Reproduce each line of the listing exactly.
───── Information shown
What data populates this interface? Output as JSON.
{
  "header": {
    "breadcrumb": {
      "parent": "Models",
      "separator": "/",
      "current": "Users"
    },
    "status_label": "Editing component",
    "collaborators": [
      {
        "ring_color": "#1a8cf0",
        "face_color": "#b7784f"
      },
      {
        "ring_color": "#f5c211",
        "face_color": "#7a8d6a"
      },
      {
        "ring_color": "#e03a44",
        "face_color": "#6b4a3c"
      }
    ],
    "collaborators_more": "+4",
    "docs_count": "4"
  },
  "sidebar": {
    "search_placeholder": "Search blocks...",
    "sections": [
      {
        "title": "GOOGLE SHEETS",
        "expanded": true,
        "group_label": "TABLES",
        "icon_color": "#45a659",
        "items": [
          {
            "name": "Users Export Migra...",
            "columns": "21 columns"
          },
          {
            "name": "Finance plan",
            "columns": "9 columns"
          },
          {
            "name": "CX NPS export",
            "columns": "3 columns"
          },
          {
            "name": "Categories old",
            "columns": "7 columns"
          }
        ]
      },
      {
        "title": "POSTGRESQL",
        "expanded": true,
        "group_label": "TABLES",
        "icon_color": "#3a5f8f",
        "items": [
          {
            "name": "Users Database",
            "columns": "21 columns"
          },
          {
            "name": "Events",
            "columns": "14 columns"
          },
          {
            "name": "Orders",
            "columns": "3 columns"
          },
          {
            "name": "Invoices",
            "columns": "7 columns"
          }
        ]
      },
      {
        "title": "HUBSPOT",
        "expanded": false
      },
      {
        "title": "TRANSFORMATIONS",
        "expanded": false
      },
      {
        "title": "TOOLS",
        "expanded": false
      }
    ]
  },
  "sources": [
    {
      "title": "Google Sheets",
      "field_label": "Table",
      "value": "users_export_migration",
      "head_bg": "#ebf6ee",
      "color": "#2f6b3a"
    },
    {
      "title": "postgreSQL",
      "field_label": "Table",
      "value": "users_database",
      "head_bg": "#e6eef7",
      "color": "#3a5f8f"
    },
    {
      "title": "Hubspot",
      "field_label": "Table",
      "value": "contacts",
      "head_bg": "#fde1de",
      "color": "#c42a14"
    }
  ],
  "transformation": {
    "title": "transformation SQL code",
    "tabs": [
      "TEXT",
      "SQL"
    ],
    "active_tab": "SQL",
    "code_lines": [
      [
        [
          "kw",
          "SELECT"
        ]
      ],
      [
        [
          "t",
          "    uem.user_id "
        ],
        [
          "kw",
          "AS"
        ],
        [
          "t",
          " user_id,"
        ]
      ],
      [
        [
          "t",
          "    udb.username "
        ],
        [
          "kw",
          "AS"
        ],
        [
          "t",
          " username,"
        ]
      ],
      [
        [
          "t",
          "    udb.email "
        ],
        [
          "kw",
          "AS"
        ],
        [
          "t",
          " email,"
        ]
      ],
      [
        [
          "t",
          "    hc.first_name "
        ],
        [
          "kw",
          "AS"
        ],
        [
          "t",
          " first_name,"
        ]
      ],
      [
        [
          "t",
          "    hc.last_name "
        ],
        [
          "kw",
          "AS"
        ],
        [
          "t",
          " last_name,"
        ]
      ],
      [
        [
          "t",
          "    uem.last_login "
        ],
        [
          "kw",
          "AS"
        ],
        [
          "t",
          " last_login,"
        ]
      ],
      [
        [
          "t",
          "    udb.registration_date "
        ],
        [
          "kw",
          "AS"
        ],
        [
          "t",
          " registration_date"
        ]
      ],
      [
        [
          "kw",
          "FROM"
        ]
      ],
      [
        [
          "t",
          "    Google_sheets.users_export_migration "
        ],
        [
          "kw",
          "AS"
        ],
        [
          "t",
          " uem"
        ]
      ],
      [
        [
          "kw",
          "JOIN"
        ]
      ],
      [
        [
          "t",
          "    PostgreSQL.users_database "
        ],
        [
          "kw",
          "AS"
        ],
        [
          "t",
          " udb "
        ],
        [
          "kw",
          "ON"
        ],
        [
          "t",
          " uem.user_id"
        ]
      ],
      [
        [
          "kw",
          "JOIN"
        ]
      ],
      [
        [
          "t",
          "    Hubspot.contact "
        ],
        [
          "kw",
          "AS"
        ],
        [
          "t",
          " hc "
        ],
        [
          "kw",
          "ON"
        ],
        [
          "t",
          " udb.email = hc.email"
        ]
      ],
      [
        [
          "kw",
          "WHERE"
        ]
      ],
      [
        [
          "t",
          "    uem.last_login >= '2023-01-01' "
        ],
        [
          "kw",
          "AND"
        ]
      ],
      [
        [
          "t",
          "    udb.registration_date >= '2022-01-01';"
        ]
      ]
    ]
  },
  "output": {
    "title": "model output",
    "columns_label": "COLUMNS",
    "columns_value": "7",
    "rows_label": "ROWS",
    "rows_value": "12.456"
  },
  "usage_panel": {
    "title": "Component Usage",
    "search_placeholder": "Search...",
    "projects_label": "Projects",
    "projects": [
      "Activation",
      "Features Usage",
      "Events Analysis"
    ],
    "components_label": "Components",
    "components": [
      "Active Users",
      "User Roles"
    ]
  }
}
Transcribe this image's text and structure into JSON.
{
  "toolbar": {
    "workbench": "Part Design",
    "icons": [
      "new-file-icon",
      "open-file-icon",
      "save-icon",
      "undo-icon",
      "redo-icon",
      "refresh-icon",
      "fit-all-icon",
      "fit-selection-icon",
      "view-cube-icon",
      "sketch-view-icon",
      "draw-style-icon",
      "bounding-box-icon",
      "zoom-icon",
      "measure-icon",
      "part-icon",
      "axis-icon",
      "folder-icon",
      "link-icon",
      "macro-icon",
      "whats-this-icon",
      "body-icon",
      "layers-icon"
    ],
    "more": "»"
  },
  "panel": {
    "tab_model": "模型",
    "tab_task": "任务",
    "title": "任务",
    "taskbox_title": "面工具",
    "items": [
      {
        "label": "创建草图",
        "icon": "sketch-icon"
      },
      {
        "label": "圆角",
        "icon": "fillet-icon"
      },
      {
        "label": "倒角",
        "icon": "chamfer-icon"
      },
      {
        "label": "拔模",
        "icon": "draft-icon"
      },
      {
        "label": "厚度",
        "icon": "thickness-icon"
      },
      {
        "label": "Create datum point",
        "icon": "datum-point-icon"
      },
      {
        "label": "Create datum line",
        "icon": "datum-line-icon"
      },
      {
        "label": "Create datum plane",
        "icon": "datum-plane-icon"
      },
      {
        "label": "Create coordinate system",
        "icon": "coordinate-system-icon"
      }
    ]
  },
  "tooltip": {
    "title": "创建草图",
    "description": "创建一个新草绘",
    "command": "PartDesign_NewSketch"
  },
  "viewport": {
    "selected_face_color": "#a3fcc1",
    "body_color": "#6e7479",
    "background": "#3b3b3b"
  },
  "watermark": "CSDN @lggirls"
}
──────────
**Task output**
What data populates this interface? Output as JSON.
{
  "header": {
    "breadcrumb": {
      "parent": "Models",
      "separator": "/",
      "current": "Users"
    },
    "status_label": "Editing component",
    "collaborators": [
      {
        "ring_color": "#1a8cf0",
        "face_color": "#b7784f"
      },
      {
        "ring_color": "#f5c211",
        "face_color": "#7a8d6a"
      },
      {
        "ring_color": "#e03a44",
        "face_color": "#6b4a3c"
      }
    ],
    "collaborators_more": "+4",
    "docs_count": "4"
  },
  "sidebar": {
    "search_placeholder": "Search blocks...",
    "sections": [
      {
        "title": "GOOGLE SHEETS",
        "expanded": true,
        "group_label": "TABLES",
        "icon_color": "#45a659",
        "items": [
          {
            "name": "Users Export Migra...",
            "columns": "21 columns"
          },
          {
            "name": "Finance plan",
            "columns": "9 columns"
          },
          {
            "name": "CX NPS export",
            "columns": "3 columns"
          },
          {
            "name": "Categories old",
            "columns": "7 columns"
          }
        ]
      },
      {
        "title": "POSTGRESQL",
        "expanded": true,
        "group_label": "TABLES",
        "icon_color": "#3a5f8f",
        "items": [
          {
            "name": "Users Database",
            "columns": "21 columns"
          },
          {
            "name": "Events",
            "columns": "14 columns"
          },
          {
            "name": "Orders",
            "columns": "3 columns"
          },
          {
            "name": "Invoices",
            "columns": "7 columns"
          }
        ]
      },
      {
        "title": "HUBSPOT",
        "expanded": false
      },
      {
        "title": "TRANSFORMATIONS",
        "expanded": false
      },
      {
        "title": "TOOLS",
        "expanded": false
      }
    ]
  },
  "sources": [
    {
      "title": "Google Sheets",
      "field_label": "Table",
      "value": "users_export_migration",
      "head_bg": "#ebf6ee",
      "color": "#2f6b3a"
    },
    {
      "title": "postgreSQL",
      "field_label": "Table",
      "value": "users_database",
      "head_bg": "#e6eef7",
      "color": "#3a5f8f"
    },
    {
      "title": "Hubspot",
      "field_label": "Table",
      "value": "contacts",
      "head_bg": "#fde1de",
      "color": "#c42a14"
    }
  ],
  "transformation": {
    "title": "transformation SQL code",
    "tabs": [
      "TEXT",
      "SQL"
    ],
    "active_tab": "SQL",
    "code_lines": [
      [
        [
          "kw",
          "SELECT"
        ]
      ],
      [
        [
          "t",
          "    uem.user_id "
        ],
        [
          "kw",
          "AS"
        ],
        [
          "t",
          " user_id,"
        ]
      ],
      [
        [
          "t",
          "    udb.username "
        ],
        [
          "kw",
          "AS"
        ],
        [
          "t",
          " username,"
        ]
      ],
      [
        [
          "t",
          "    udb.email "
        ],
        [
          "kw",
          "AS"
        ],
        [
          "t",
          " email,"
        ]
      ],
      [
        [
          "t",
          "    hc.first_name "
        ],
        [
          "kw",
          "AS"
        ],
        [
          "t",
          " first_name,"
        ]
      ],
      [
        [
          "t",
          "    hc.last_name "
        ],
        [
          "kw",
          "AS"
        ],
        [
          "t",
          " last_name,"
        ]
      ],
      [
        [
          "t",
          "    uem.last_login "
        ],
        [
          "kw",
          "AS"
        ],
        [
          "t",
          " last_login,"
        ]
      ],
      [
        [
          "t",
          "    udb.registration_date "
        ],
        [
          "kw",
          "AS"
        ],
        [
          "t",
          " registration_date"
        ]
      ],
      [
        [
          "kw",
          "FROM"
        ]
      ],
      [
        [
          "t",
          "    Google_sheets.users_export_migration "
        ],
        [
          "kw",
          "AS"
        ],
        [
          "t",
          " uem"
        ]
      ],
      [
        [
          "kw",
          "JOIN"
        ]
      ],
      [
        [
          "t",
          "    PostgreSQL.users_database "
        ],
        [
          "kw",
          "AS"
        ],
        [
          "t",
          " udb "
        ],
        [
          "kw",
          "ON"
        ],
        [
          "t",
          " uem.user_id"
        ]
      ],
      [
        [
          "kw",
          "JOIN"
        ]
      ],
      [
        [
          "t",
          "    Hubspot.contact "
        ],
        [
          "kw",
          "AS"
        ],
        [
          "t",
          " hc "
        ],
        [
          "kw",
          "ON"
        ],
        [
          "t",
          " udb.email = hc.email"
        ]
      ],
      [
        [
          "kw",
          "WHERE"
        ]
      ],
      [
        [
          "t",
          "    uem.last_login >= '2023-01-01' "
        ],
        [
          "kw",
          "AND"
        ]
      ],
      [
        [
          "t",
          "    udb.registration_date >= '2022-01-01';"
        ]
      ]
    ]
  },
  "output": {
    "title": "model output",
    "columns_label": "COLUMNS",
    "columns_value": "7",
    "rows_label": "ROWS",
    "rows_value": "12.456"
  },
  "usage_panel": {
    "title": "Component Usage",
    "search_placeholder": "Search...",
    "projects_label": "Projects",
    "projects": [
      "Activation",
      "Features Usage",
      "Events Analysis"
    ],
    "components_label": "Components",
    "components": [
      "Active Users",
      "User Roles"
    ]
  }
}
Transcribe this image's text and structure into JSON.
{
  "toolbar": {
    "workbench": "Part Design",
    "icons": [
      "new-file-icon",
      "open-file-icon",
      "save-icon",
      "undo-icon",
      "redo-icon",
      "refresh-icon",
      "fit-all-icon",
      "fit-selection-icon",
      "view-cube-icon",
      "sketch-view-icon",
      "draw-style-icon",
      "bounding-box-icon",
      "zoom-icon",
      "measure-icon",
      "part-icon",
      "axis-icon",
      "folder-icon",
      "link-icon",
      "macro-icon",
      "whats-this-icon",
      "body-icon",
      "layers-icon"
    ],
    "more": "»"
  },
  "panel": {
    "tab_model": "模型",
    "tab_task": "任务",
    "title": "任务",
    "taskbox_title": "面工具",
    "items": [
      {
        "label": "创建草图",
        "icon": "sketch-icon"
      },
      {
        "label": "圆角",
        "icon": "fillet-icon"
      },
      {
        "label": "倒角",
        "icon": "chamfer-icon"
      },
      {
        "label": "拔模",
        "icon": "draft-icon"
      },
      {
        "label": "厚度",
        "icon": "thickness-icon"
      },
      {
        "label": "Create datum point",
        "icon": "datum-point-icon"
      },
      {
        "label": "Create datum line",
        "icon": "datum-line-icon"
      },
      {
        "label": "Create datum plane",
        "icon": "datum-plane-icon"
      },
      {
        "label": "Create coordinate system",
        "icon": "coordinate-system-icon"
      }
    ]
  },
  "tooltip": {
    "title": "创建草图",
    "description": "创建一个新草绘",
    "command": "PartDesign_NewSketch"
  },
  "viewport": {
    "selected_face_color": "#a3fcc1",
    "body_color": "#6e7479",
    "background": "#3b3b3b"
  },
  "watermark": "CSDN @lggirls"
}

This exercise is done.